■ **Instruction**
Return, character for character, the lines of the records from the one containing "x-tick-label: 9/22 <box>336 361 363 375</box>" through the one containing "grid-line <box>52 37 646 38</box>", both included.

■ **Data to process**
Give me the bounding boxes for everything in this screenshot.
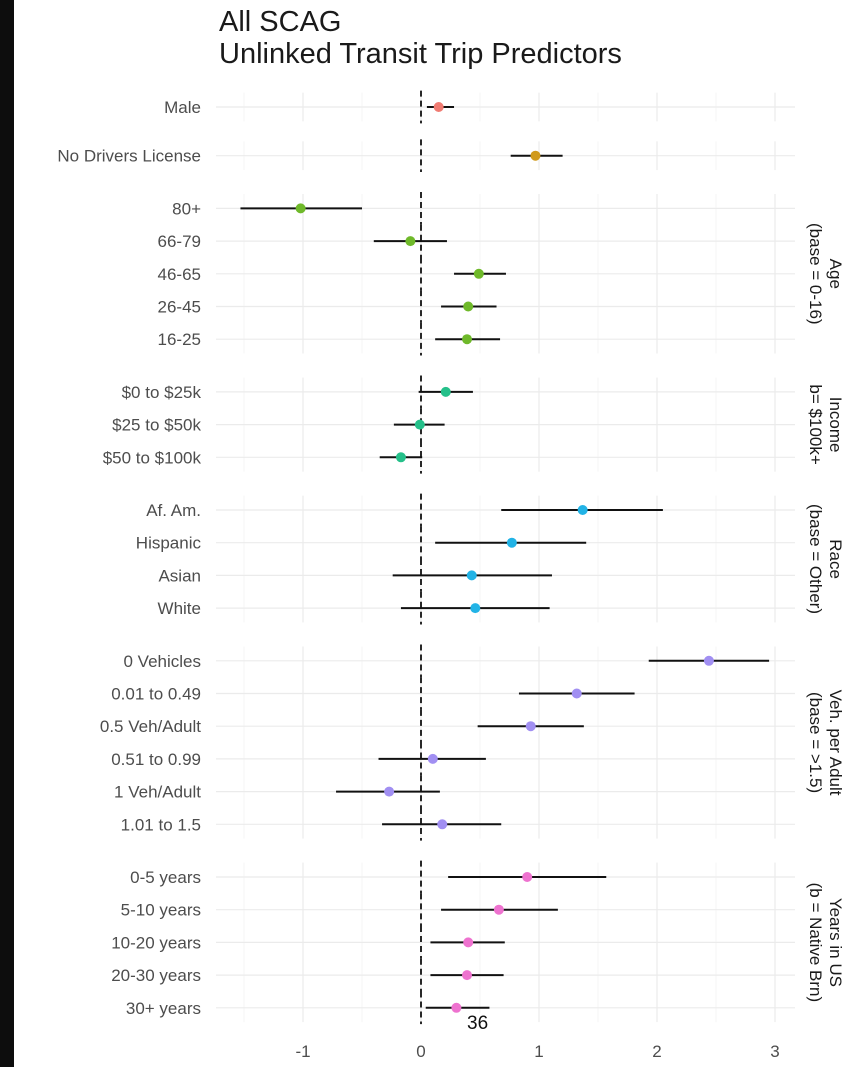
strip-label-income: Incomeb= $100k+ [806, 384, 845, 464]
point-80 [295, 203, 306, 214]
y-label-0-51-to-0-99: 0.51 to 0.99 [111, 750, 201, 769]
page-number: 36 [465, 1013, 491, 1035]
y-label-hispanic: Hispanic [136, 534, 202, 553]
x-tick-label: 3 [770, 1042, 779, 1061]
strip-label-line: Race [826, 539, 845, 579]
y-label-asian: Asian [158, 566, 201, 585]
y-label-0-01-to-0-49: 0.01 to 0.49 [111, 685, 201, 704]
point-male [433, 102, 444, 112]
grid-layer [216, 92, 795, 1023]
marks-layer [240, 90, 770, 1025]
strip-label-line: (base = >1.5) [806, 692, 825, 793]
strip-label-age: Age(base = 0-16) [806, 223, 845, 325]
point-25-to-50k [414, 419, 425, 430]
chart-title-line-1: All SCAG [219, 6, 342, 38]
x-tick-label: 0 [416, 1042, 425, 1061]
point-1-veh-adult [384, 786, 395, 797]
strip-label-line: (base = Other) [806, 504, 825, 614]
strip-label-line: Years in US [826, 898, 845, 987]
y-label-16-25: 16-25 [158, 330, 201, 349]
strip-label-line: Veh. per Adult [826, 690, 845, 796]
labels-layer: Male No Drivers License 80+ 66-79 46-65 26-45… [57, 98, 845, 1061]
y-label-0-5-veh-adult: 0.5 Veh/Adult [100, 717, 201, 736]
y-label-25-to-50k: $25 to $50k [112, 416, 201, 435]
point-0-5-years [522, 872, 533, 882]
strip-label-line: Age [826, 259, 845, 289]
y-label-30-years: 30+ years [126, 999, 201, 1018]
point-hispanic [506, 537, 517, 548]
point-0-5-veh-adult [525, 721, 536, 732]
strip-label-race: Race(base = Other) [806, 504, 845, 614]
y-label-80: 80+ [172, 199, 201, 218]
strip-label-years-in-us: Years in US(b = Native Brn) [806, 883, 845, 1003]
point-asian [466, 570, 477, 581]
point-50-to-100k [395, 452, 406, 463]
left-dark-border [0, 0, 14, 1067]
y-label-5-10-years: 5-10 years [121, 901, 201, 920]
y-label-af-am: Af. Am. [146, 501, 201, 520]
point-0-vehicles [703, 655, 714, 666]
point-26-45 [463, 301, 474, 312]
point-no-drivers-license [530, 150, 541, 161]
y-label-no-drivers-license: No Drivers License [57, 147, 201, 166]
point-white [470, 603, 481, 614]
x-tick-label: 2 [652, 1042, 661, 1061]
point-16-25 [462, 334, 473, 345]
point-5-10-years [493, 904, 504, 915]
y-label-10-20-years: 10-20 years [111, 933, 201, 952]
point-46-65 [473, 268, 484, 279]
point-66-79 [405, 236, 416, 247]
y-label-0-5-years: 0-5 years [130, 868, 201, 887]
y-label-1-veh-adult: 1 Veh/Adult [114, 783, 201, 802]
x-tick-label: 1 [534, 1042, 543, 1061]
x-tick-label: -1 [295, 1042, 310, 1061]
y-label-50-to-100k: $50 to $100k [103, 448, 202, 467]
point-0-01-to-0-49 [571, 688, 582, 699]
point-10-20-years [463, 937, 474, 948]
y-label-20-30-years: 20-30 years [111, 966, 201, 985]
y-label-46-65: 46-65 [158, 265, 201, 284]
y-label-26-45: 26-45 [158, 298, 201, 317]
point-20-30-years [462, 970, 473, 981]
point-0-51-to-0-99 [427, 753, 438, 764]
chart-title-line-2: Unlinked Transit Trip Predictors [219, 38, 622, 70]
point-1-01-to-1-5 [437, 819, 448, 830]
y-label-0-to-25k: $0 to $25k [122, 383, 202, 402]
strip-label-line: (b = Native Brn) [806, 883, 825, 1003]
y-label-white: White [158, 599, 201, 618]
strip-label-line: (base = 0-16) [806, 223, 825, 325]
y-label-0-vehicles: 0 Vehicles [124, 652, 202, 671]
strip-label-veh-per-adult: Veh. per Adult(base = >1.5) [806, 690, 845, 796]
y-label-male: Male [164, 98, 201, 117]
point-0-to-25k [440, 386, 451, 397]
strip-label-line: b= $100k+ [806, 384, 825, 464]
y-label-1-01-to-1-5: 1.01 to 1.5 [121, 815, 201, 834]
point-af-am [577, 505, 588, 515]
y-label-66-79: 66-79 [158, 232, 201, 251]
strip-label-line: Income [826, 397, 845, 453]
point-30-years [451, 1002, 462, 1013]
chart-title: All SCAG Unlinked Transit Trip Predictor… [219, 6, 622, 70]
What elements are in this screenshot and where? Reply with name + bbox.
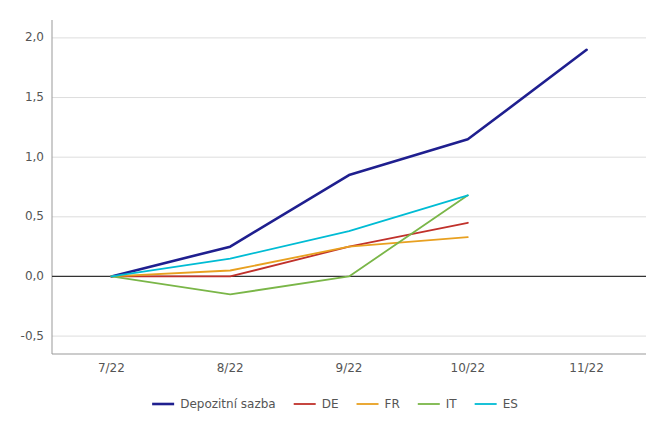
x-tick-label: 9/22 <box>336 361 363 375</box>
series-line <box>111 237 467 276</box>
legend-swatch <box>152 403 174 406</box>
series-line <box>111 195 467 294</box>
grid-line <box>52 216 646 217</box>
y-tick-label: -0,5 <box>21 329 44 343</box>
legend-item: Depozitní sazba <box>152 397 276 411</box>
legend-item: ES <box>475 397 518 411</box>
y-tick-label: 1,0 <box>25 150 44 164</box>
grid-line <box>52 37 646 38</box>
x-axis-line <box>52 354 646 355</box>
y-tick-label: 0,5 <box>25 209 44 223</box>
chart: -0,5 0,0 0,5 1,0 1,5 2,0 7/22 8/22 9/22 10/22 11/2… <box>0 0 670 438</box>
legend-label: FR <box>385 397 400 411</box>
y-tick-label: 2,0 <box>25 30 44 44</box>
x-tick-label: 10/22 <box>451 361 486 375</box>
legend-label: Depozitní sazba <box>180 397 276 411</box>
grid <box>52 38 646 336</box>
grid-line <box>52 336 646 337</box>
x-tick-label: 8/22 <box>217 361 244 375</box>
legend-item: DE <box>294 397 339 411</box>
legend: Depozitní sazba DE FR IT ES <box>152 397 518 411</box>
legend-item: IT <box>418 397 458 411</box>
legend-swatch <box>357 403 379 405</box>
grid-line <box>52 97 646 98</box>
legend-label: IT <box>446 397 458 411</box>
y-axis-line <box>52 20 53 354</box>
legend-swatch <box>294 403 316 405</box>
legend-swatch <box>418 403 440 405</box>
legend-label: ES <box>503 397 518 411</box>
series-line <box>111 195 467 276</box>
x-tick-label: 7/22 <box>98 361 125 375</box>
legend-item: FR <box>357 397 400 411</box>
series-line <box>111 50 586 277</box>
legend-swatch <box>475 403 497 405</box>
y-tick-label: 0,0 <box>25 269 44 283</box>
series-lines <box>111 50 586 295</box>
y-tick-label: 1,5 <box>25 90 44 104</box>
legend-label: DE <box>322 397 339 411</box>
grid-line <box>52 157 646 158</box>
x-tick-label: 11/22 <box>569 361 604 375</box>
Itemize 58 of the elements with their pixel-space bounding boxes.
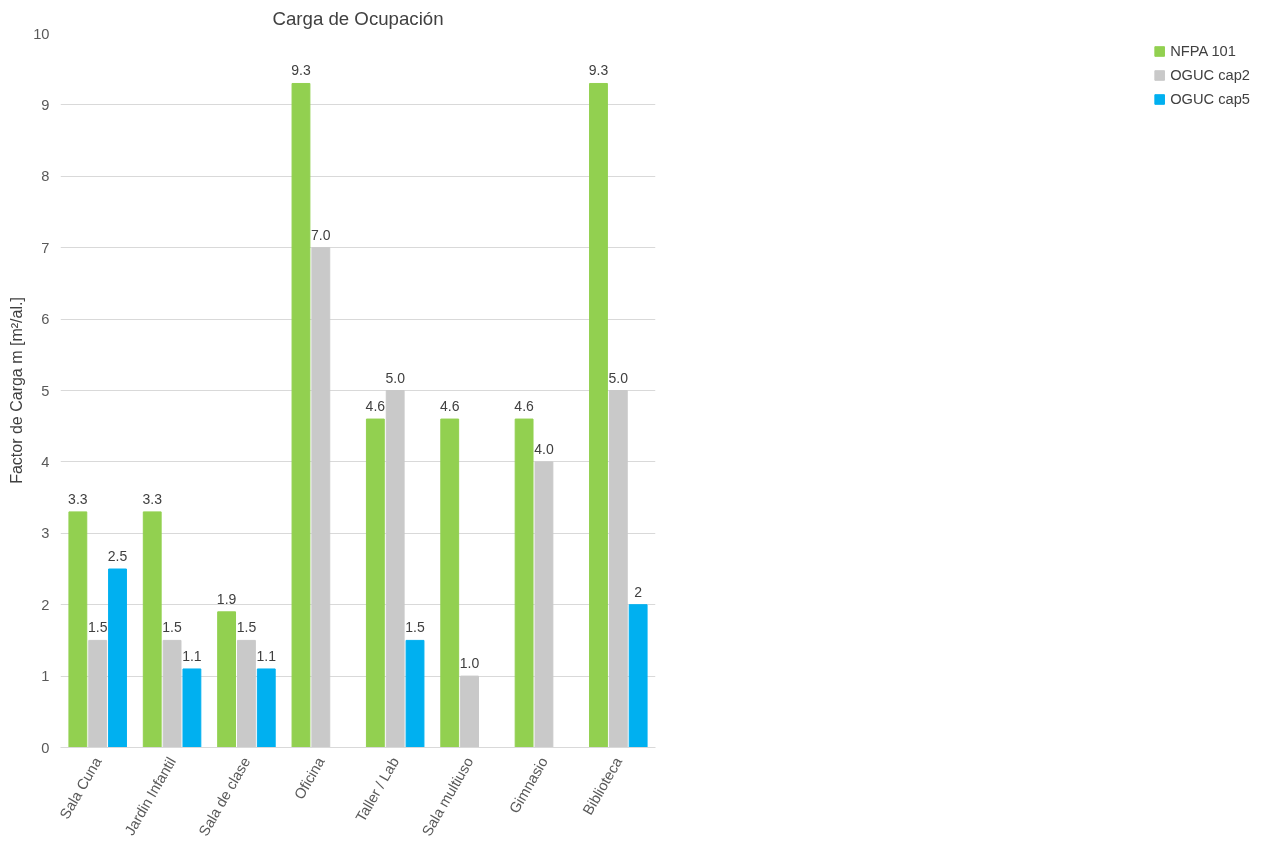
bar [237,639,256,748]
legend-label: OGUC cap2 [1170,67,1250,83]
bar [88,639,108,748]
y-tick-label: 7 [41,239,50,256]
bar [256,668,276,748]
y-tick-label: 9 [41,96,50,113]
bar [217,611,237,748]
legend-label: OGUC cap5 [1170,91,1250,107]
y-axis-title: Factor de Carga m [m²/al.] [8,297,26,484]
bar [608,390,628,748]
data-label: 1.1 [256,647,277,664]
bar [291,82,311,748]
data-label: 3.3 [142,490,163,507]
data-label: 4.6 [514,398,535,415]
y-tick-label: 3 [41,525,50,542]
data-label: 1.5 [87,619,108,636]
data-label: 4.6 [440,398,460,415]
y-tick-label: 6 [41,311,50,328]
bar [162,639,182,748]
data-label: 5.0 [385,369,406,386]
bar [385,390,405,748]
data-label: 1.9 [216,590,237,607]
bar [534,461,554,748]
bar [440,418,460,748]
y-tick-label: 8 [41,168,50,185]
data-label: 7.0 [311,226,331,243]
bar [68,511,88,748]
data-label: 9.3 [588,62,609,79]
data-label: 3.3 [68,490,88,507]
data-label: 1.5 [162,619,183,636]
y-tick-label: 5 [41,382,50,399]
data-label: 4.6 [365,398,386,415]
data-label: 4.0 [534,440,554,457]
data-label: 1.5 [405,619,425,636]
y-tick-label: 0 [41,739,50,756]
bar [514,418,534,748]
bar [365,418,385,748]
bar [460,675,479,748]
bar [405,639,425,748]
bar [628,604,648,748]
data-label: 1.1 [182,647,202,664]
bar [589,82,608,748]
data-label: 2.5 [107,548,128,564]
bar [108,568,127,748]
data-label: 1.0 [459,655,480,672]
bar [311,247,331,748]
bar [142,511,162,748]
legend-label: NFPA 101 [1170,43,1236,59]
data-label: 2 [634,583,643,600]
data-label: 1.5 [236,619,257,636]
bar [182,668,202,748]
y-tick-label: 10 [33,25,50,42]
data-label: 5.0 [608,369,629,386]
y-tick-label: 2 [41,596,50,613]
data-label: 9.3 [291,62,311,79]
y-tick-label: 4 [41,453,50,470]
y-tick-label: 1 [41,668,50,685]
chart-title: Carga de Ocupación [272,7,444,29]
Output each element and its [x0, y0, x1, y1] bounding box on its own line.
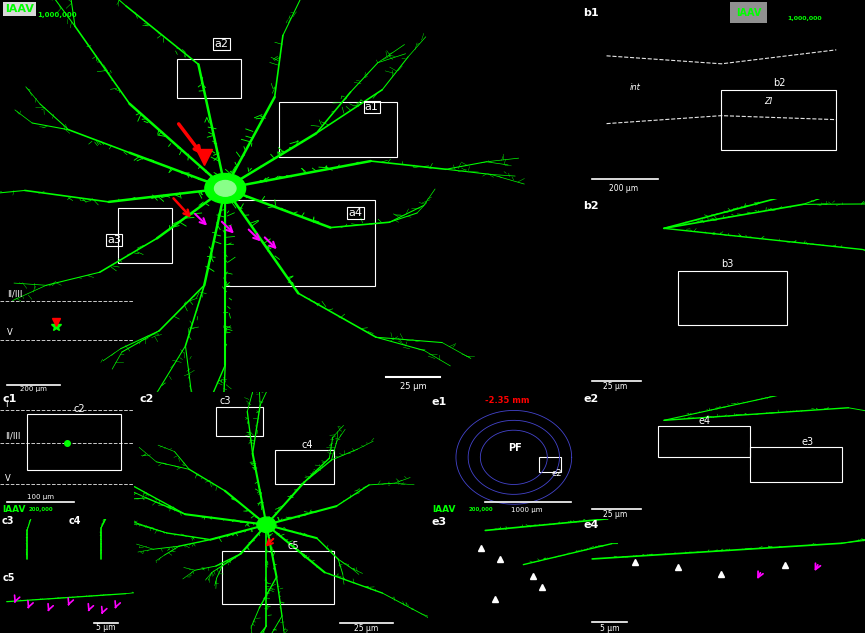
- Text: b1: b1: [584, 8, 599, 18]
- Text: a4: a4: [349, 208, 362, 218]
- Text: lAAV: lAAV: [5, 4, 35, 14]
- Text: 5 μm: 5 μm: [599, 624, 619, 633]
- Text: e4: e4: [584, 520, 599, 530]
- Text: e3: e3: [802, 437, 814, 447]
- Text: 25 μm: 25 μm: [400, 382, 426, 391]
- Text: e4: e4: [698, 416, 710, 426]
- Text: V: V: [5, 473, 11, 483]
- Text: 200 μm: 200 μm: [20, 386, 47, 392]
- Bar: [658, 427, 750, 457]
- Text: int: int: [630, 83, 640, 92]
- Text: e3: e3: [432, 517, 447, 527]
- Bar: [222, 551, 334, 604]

■ **Finished answer**
x-tick-label: 9/22 <box>336 361 363 375</box>
series-line <box>111 237 467 276</box>
legend-swatch <box>152 403 174 406</box>
series-line <box>111 195 467 294</box>
grid-line <box>52 216 646 217</box>
y-tick-label: -0,5 <box>21 329 44 343</box>
legend-item: Depozitní sazba <box>152 397 276 411</box>
legend-item: ES <box>475 397 518 411</box>
y-tick-label: 1,0 <box>25 150 44 164</box>
grid-line <box>52 37 646 38</box>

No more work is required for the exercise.